* _EXERCISE GOAL_:
Turn every line of the listing below into a JSON list of strings, one string per line, leaving out any blank lines.

Entries taken from a collection:
::::::

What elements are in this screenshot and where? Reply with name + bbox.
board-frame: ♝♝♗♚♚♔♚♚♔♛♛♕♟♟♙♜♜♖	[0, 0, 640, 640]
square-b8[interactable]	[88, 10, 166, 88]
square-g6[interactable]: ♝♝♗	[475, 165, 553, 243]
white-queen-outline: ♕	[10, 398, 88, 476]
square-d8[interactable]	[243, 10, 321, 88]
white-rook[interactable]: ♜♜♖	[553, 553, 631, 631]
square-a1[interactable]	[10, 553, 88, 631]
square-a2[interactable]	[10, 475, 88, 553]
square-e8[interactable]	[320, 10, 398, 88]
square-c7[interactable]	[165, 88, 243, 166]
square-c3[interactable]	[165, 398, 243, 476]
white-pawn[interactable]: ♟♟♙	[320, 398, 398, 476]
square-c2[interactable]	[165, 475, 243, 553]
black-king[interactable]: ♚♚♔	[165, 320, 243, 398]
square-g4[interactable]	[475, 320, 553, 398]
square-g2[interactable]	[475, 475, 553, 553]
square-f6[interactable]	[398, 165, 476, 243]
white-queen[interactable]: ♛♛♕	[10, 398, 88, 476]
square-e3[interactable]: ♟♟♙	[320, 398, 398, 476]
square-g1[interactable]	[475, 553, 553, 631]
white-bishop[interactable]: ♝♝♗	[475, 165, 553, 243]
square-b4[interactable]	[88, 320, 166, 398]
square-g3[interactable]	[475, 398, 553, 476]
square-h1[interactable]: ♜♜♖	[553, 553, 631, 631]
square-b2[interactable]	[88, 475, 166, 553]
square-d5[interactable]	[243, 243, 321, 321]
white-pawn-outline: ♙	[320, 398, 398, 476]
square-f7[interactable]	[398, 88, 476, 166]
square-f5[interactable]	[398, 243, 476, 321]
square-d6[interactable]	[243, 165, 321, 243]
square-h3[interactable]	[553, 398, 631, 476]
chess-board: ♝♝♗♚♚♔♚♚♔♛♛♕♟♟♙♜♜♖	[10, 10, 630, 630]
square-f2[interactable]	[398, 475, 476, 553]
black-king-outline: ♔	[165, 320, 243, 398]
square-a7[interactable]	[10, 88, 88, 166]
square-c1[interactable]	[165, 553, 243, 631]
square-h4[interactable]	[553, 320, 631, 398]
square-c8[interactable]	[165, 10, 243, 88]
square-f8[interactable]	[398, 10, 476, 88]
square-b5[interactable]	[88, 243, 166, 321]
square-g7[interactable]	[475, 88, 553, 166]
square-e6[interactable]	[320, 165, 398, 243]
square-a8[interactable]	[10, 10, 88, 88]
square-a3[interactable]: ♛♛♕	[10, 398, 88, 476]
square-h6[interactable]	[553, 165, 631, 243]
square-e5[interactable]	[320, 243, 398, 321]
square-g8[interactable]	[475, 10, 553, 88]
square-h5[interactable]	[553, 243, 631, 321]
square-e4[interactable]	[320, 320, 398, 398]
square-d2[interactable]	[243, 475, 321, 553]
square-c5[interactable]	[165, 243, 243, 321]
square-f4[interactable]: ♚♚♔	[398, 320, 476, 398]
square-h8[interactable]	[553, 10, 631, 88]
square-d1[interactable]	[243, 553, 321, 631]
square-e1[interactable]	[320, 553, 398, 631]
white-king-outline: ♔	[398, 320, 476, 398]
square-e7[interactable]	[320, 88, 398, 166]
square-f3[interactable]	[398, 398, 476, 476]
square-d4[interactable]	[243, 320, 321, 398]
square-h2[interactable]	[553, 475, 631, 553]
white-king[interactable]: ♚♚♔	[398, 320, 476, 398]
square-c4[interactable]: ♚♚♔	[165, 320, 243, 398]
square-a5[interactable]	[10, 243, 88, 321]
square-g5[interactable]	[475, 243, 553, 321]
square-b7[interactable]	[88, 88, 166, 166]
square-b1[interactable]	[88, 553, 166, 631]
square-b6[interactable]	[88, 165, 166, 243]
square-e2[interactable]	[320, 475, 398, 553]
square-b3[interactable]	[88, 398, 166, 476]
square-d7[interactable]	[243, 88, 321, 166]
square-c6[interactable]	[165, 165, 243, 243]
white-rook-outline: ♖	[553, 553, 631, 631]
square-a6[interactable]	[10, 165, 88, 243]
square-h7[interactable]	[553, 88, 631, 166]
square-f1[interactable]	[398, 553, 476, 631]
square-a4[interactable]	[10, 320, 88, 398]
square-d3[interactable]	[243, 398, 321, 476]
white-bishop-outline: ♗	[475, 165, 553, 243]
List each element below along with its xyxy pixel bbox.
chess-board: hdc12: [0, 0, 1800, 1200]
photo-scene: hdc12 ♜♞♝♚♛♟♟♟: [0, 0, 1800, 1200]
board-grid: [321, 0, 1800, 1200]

::::::

* _ANSWER TO THIS EXERCISE_:
[
  "What elements are in this screenshot and where? Reply with name + bbox.",
  "board-frame: ♝♝♗♚♚♔♚♚♔♛♛♕♟♟♙♜♜♖\t[0, 0, 640, 640]",
  "square-b8[interactable]\t[88, 10, 166, 88]",
  "square-g6[interactable]: ♝♝♗\t[475, 165, 553, 243]",
  "white-queen-outline: ♕\t[10, 398, 88, 476]",
  "square-d8[interactable]\t[243, 10, 321, 88]",
  "white-rook[interactable]: ♜♜♖\t[553, 553, 631, 631]",
  "square-a1[interactable]\t[10, 553, 88, 631]",
  "square-a2[interactable]\t[10, 475, 88, 553]",
  "square-e8[interactable]\t[320, 10, 398, 88]",
  "square-c7[interactable]\t[165, 88, 243, 166]",
  "square-c3[interactable]\t[165, 398, 243, 476]",
  "white-pawn[interactable]: ♟♟♙\t[320, 398, 398, 476]",
  "square-c2[interactable]\t[165, 475, 243, 553]",
  "black-king[interactable]: ♚♚♔\t[165, 320, 243, 398]",
  "square-g4[interactable]\t[475, 320, 553, 398]",
  "square-g2[interactable]\t[475, 475, 553, 553]",
  "square-f6[interactable]\t[398, 165, 476, 243]",
  "white-queen[interactable]: ♛♛♕\t[10, 398, 88, 476]",
  "square-e3[interactable]: ♟♟♙\t[320, 398, 398, 476]",
  "square-g1[interactable]\t[475, 553, 553, 631]",
  "white-bishop[interactable]: ♝♝♗\t[475, 165, 553, 243]",
  "square-b4[interactable]\t[88, 320, 166, 398]",
  "square-g3[interactable]\t[475, 398, 553, 476]",
  "square-h1[interactable]: ♜♜♖\t[553, 553, 631, 631]",
  "square-b2[interactable]\t[88, 475, 166, 553]",
  "square-d5[interactable]\t[243, 243, 321, 321]",
  "white-pawn-outline: ♙\t[320, 398, 398, 476]",
  "square-f7[interactable]\t[398, 88, 476, 166]",
  "square-f5[interactable]\t[398, 243, 476, 321]",
  "square-d6[interactable]\t[243, 165, 321, 243]",
  "square-h3[interactable]\t[553, 398, 631, 476]",
  "chess-board: ♝♝♗♚♚♔♚♚♔♛♛♕♟♟♙♜♜♖\t[10, 10, 630, 630]",
  "square-f2[interactable]\t[398, 475, 476, 553]",
  "black-king-outline: ♔\t[165, 320, 243, 398]",
  "square-a7[interactable]\t[10, 88, 88, 166]",
  "square-c1[interactable]\t[165, 553, 243, 631]",
  "square-h4[interactable]\t[553, 320, 631, 398]",
  "square-c8[interactable]\t[165, 10, 243, 88]",
  "square-f8[interactable]\t[398, 10, 476, 88]",
  "square-b5[interactable]\t[88, 243, 166, 321]",
  "square-g7[interactable]\t[475, 88, 553, 166]",
  "square-e6[interactable]\t[320, 165, 398, 243]",
  "square-a8[interactable]\t[10, 10, 88, 88]",
  "square-a3[interactable]: ♛♛♕\t[10, 398, 88, 476]",
  "square-h6[interactable]\t[553, 165, 631, 243]",
  "square-e5[interactable]\t[320, 243, 398, 321]",
  "square-g8[interactable]\t[475, 10, 553, 88]",
  "square-h5[interactable]\t[553, 243, 631, 321]",
  "square-e4[interactable]\t[320, 320, 398, 398]",
  "square-d2[interactable]\t[243, 475, 321, 553]",
  "square-c5[interactable]\t[165, 243, 243, 321]",
  "square-f4[interactable]: ♚♚♔\t[398, 320, 476, 398]",
  "square-h8[interactable]\t[553, 10, 631, 88]",
  "square-d1[interactable]\t[243, 553, 321, 631]",
  "square-e1[interactable]\t[320, 553, 398, 631]",
  "white-king-outline: ♔\t[398, 320, 476, 398]",
  "square-e7[interactable]\t[320, 88, 398, 166]",
  "square-f3[interactable]\t[398, 398, 476, 476]",
  "square-d4[interactable]\t[243, 320, 321, 398]",
  "square-h2[interactable]\t[553, 475, 631, 553]",
  "white-king[interactable]: ♚♚♔\t[398, 320, 476, 398]",
  "square-c4[interactable]: ♚♚♔\t[165, 320, 243, 398]",
  "square-a5[interactable]\t[10, 243, 88, 321]",
  "square-g5[interactable]\t[475, 243, 553, 321]",
  "square-b7[interactable]\t[88, 88, 166, 166]",
  "square-b1[interactable]\t[88, 553, 166, 631]",
  "square-b6[interactable]\t[88, 165, 166, 243]",
  "square-e2[interactable]\t[320, 475, 398, 553]",
  "square-b3[interactable]\t[88, 398, 166, 476]",
  "square-d7[interactable]\t[243, 88, 321, 166]",
  "square-c6[interactable]\t[165, 165, 243, 243]",
  "white-rook-outline: ♖\t[553, 553, 631, 631]",
  "square-a6[interactable]\t[10, 165, 88, 243]",
  "square-h7[interactable]\t[553, 88, 631, 166]",
  "square-f1[interactable]\t[398, 553, 476, 631]",
  "square-a4[interactable]\t[10, 320, 88, 398]",
  "square-d3[interactable]\t[243, 398, 321, 476]",
  "white-bishop-outline: ♗\t[475, 165, 553, 243]",
  "List each element below along with its xyxy pixel bbox.",
  "chess-board: hdc12: [0, 0, 1800, 1200]",
  "photo-scene: hdc12 ♜♞♝♚♛♟♟♟: [0, 0, 1800, 1200]",
  "board-grid: [321, 0, 1800, 1200]"
]